Structured figure records:
---

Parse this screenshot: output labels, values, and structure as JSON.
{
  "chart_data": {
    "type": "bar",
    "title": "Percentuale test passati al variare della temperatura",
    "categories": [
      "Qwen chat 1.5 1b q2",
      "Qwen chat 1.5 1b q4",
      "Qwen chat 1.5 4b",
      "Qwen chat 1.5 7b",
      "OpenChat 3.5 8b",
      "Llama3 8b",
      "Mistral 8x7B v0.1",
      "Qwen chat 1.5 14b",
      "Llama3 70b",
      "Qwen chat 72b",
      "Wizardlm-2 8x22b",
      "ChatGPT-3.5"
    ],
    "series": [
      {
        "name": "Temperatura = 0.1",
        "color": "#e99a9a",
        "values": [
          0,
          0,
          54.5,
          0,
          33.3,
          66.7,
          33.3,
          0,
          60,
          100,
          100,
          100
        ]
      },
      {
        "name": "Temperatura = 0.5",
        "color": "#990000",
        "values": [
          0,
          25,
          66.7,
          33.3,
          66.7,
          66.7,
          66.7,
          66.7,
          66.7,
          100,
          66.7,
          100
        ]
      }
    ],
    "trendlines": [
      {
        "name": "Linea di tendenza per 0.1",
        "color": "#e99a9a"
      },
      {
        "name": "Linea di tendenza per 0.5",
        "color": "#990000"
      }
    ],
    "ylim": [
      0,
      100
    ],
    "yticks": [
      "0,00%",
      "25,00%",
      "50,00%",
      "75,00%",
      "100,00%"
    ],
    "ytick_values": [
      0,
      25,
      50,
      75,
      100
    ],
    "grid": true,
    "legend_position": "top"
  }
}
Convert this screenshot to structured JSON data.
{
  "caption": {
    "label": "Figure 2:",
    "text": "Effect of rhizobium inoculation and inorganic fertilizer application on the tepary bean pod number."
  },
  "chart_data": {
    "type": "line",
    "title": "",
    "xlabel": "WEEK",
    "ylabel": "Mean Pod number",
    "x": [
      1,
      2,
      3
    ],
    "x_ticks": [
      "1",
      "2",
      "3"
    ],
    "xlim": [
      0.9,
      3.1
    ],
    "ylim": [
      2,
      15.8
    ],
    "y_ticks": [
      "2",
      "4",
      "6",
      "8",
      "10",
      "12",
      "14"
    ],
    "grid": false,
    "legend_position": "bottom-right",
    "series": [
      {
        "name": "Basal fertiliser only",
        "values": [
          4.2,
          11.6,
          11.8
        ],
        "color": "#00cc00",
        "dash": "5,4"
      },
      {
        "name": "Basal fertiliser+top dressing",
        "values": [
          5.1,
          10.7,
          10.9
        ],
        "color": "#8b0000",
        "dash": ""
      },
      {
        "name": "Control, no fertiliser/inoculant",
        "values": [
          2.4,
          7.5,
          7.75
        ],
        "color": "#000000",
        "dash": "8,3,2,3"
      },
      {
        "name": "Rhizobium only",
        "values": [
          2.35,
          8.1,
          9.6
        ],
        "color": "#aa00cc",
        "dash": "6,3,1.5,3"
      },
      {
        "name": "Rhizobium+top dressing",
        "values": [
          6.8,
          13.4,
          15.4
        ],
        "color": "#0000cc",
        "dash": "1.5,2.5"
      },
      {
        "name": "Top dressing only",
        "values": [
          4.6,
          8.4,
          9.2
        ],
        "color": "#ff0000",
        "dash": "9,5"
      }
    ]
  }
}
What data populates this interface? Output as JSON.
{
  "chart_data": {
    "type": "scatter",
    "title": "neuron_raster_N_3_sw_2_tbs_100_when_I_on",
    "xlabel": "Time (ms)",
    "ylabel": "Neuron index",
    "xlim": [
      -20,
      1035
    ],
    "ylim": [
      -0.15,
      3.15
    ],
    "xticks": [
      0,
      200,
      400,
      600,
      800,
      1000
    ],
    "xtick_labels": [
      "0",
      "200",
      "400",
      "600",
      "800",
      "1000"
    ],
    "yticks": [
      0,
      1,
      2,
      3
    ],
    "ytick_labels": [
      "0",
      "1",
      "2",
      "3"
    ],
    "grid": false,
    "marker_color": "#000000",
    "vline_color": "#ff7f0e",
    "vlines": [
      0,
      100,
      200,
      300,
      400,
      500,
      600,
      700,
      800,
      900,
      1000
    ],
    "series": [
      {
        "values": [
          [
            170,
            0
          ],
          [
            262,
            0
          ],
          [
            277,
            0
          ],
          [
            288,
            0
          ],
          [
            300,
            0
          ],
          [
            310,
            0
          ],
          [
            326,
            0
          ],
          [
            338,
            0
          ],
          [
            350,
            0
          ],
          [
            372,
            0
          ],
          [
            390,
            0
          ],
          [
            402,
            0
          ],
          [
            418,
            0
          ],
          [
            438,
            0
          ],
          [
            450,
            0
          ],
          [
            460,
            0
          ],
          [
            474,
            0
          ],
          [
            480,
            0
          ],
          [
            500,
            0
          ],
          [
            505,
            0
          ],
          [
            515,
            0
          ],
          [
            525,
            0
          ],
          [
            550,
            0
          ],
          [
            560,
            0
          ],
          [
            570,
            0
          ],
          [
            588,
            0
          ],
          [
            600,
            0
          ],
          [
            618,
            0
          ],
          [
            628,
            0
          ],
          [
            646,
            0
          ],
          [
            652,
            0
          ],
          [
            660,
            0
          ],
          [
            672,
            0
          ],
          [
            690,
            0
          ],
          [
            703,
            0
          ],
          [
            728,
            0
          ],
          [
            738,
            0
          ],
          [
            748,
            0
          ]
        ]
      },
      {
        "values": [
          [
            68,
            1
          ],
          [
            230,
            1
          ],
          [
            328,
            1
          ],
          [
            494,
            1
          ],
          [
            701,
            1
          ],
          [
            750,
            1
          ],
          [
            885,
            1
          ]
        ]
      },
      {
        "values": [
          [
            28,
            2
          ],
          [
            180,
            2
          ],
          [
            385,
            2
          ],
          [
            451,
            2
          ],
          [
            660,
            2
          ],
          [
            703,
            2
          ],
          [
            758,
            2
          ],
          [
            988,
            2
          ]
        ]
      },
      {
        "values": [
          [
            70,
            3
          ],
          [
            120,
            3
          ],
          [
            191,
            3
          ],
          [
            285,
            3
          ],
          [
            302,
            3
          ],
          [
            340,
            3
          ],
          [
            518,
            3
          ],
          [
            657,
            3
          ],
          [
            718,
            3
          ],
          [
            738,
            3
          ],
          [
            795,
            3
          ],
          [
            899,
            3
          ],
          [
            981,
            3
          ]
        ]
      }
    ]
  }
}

---

CHALLENGE: Write out every line from the entries where "Qwen" appears.

EXPECTED ANSWER:
      "Qwen chat 1.5 1b q2",
      "Qwen chat 1.5 1b q4",
      "Qwen chat 1.5 4b",
      "Qwen chat 1.5 7b",
      "Qwen chat 1.5 14b",
      "Qwen chat 72b",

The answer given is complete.